§ Exercise goal
Count the lines below that contain the word "virtue", and report only that number.

++++++

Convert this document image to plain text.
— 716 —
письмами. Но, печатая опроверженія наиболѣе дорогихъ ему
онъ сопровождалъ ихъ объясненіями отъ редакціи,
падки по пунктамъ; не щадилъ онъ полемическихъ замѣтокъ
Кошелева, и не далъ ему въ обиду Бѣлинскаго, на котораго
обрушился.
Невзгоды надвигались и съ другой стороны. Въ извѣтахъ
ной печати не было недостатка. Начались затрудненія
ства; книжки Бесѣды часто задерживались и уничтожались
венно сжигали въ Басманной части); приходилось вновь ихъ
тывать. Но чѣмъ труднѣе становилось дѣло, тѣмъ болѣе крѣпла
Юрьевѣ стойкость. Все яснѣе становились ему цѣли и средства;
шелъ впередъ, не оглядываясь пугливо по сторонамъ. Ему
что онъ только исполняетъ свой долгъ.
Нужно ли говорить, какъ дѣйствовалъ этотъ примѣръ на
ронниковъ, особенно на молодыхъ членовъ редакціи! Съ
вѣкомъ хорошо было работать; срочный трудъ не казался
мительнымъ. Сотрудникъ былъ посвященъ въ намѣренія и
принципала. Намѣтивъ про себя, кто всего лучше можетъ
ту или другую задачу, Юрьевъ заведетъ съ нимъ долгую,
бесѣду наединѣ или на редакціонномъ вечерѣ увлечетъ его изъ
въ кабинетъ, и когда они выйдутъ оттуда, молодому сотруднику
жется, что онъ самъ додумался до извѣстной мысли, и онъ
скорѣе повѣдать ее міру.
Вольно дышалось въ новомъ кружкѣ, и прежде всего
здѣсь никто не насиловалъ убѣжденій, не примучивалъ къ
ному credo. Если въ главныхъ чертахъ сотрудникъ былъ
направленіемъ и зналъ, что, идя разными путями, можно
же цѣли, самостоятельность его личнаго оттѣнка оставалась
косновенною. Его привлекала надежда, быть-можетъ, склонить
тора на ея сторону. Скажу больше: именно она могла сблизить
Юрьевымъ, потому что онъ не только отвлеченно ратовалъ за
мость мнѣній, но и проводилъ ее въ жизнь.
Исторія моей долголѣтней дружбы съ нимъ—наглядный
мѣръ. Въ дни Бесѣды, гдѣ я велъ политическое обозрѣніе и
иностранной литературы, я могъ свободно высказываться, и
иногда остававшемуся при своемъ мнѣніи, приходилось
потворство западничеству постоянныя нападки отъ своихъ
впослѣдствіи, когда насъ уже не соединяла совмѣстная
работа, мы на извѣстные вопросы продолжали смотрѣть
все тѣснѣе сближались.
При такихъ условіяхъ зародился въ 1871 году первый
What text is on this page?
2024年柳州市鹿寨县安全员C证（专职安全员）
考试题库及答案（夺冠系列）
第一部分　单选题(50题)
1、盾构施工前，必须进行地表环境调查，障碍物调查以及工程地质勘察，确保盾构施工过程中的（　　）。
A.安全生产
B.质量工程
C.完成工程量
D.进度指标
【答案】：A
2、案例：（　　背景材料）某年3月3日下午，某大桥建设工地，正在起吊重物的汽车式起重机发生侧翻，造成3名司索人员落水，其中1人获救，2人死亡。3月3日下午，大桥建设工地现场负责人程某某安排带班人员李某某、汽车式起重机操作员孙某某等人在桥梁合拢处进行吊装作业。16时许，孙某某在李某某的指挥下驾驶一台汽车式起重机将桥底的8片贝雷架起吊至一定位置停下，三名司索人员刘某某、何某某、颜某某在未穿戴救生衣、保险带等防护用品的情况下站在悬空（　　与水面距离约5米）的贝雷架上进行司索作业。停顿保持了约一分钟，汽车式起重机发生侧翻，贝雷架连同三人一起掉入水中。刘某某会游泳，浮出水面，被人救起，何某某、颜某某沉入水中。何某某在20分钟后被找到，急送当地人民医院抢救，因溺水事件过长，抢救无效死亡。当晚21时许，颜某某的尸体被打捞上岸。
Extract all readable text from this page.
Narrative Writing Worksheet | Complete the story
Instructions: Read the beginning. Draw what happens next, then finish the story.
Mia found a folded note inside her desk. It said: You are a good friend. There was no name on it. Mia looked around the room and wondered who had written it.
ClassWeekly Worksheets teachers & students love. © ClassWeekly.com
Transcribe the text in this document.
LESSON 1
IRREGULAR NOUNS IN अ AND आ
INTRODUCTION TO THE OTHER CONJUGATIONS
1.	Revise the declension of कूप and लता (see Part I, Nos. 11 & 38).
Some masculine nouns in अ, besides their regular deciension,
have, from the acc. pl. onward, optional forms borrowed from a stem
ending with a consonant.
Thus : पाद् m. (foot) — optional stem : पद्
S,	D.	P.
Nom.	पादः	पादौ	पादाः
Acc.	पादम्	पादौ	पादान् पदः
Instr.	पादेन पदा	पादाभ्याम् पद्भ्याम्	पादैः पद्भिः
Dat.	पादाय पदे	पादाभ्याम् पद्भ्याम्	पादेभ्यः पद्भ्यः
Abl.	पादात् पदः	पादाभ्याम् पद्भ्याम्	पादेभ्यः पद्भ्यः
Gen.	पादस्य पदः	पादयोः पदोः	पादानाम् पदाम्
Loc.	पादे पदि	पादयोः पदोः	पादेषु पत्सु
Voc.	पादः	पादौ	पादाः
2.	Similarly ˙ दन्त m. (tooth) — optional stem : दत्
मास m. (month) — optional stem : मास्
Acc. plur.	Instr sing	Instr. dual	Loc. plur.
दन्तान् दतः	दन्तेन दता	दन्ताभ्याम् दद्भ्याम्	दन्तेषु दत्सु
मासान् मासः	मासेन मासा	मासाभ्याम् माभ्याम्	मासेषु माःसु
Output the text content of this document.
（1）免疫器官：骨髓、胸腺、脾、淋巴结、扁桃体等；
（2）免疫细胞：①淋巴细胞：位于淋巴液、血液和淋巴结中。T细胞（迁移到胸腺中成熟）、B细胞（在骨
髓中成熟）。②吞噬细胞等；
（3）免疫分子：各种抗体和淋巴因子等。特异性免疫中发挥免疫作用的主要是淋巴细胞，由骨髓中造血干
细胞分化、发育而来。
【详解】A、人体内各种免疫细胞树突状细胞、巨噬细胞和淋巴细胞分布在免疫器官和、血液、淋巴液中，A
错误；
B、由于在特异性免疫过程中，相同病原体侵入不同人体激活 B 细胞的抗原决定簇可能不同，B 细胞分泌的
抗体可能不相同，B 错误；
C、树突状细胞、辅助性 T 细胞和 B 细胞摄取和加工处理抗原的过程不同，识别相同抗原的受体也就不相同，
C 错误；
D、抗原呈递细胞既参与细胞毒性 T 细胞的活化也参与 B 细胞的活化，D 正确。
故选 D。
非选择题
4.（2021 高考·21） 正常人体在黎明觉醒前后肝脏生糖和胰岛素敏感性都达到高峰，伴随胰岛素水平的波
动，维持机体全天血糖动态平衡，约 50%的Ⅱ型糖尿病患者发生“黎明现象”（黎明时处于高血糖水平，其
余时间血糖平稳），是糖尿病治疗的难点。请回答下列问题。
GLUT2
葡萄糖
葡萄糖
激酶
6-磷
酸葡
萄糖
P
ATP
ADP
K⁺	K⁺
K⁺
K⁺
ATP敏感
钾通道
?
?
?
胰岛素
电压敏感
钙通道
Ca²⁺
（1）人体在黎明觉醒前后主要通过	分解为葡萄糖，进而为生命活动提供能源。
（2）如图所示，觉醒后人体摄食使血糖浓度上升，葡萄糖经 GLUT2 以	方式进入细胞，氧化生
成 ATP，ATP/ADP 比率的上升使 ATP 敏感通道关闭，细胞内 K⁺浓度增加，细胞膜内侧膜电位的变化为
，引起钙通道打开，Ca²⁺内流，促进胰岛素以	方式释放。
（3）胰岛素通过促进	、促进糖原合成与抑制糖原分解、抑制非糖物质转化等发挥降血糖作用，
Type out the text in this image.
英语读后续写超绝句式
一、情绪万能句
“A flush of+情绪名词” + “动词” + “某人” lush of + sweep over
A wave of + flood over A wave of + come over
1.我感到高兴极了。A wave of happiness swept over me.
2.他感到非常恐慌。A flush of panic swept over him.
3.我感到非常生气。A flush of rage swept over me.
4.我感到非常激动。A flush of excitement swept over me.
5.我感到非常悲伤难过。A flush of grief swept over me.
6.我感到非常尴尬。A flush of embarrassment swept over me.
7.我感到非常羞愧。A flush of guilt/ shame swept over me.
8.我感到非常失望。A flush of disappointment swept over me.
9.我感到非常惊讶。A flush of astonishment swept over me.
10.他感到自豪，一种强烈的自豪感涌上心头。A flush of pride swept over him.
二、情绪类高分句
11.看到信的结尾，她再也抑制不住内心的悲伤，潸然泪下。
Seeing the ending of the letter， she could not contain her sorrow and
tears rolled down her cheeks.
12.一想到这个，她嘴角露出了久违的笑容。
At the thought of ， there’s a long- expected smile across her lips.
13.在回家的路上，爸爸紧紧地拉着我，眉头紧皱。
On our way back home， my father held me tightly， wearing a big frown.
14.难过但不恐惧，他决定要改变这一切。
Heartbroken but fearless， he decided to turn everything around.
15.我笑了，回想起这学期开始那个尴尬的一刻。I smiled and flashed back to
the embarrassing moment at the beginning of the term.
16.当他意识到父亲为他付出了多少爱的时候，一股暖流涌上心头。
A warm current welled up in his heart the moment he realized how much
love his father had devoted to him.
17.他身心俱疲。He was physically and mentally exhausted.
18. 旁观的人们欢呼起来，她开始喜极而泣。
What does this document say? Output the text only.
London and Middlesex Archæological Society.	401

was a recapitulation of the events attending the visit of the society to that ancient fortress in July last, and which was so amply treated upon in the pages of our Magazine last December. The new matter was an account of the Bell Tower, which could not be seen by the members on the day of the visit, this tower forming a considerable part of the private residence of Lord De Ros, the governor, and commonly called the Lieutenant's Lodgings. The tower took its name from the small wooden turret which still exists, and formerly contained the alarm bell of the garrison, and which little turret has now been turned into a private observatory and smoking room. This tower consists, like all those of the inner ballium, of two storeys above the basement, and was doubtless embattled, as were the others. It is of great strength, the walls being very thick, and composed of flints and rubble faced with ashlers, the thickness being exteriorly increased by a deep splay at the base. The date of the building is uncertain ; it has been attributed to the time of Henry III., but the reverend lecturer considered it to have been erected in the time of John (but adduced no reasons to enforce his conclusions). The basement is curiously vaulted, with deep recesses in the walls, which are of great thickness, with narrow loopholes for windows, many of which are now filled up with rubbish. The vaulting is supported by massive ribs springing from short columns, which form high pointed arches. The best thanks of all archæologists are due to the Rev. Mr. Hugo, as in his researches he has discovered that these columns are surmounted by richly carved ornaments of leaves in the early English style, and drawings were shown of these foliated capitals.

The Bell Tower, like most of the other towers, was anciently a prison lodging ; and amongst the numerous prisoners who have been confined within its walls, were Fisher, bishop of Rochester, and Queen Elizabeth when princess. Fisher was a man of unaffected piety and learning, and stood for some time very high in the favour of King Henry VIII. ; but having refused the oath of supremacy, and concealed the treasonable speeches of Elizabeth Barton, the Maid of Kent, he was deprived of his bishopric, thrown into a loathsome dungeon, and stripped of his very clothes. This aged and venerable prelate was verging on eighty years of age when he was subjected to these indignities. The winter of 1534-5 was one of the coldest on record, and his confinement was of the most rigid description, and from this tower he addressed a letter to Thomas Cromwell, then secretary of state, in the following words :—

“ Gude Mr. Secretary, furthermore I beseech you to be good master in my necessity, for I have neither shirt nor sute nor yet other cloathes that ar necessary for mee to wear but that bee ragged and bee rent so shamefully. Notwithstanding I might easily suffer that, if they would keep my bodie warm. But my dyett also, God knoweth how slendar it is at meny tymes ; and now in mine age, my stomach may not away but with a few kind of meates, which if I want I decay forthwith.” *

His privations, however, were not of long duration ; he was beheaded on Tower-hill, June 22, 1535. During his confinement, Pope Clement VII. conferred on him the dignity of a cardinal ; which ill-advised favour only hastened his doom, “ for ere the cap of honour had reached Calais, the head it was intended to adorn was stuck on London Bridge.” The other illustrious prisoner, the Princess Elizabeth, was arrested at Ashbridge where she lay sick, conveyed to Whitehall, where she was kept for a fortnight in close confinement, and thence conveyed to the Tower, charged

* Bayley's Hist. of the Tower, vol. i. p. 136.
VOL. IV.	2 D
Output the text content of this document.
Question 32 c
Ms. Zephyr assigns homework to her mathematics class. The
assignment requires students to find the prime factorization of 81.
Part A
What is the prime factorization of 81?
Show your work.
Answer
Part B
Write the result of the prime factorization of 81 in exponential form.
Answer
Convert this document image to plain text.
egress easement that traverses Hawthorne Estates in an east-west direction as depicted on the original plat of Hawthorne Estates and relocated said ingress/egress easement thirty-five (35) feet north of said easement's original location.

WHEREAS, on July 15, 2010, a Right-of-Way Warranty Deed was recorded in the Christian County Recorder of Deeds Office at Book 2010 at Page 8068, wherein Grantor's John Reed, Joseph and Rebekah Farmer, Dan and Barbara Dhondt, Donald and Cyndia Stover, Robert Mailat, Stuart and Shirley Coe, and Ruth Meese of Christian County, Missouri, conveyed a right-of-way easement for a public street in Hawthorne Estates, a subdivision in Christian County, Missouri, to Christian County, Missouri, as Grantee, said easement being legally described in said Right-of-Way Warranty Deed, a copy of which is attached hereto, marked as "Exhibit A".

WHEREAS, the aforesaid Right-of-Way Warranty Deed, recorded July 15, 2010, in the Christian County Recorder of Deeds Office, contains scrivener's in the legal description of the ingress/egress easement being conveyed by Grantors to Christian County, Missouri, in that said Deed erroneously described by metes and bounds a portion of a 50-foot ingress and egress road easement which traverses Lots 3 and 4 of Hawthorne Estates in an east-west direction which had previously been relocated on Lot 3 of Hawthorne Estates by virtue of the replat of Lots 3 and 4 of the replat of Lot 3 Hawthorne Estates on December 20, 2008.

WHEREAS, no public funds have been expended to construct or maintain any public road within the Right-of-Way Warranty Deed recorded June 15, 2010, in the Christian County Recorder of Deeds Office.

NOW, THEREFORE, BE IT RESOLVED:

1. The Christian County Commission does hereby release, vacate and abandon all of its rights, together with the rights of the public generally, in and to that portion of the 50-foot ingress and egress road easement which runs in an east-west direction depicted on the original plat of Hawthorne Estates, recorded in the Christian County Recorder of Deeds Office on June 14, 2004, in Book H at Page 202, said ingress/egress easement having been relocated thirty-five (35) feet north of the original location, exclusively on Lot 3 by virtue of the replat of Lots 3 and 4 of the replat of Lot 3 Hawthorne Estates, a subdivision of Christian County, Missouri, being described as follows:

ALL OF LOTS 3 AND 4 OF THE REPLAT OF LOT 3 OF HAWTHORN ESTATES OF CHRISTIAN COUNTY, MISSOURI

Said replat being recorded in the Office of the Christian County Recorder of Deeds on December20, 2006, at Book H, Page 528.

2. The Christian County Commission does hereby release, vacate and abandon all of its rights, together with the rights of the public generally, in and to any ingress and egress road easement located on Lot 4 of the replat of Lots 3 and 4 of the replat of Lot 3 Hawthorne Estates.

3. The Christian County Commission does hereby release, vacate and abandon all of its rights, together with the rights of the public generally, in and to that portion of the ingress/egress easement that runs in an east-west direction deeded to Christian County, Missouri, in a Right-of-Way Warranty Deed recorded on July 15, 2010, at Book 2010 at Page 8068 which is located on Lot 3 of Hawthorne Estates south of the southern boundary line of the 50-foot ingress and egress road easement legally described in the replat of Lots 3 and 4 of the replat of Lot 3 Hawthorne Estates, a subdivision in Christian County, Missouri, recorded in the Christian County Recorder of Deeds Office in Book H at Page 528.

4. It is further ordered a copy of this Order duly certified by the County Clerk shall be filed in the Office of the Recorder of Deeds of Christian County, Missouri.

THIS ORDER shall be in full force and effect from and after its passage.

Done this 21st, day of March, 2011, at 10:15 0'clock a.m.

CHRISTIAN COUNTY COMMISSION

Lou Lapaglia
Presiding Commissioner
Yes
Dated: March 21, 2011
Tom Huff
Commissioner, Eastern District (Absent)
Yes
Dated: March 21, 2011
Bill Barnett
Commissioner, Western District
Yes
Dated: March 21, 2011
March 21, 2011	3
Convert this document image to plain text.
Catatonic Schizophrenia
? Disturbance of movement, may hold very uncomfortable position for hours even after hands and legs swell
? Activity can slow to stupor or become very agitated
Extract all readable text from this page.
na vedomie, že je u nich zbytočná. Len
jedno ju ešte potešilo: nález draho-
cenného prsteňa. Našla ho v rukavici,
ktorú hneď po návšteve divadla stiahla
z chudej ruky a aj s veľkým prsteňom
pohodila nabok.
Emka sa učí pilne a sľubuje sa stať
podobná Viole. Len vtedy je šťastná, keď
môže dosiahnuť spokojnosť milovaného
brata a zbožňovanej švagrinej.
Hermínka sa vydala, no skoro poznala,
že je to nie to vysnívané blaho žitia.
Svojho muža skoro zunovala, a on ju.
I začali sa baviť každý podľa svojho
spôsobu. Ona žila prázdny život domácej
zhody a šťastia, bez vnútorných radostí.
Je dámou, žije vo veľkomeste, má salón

++++++

§ Reply
2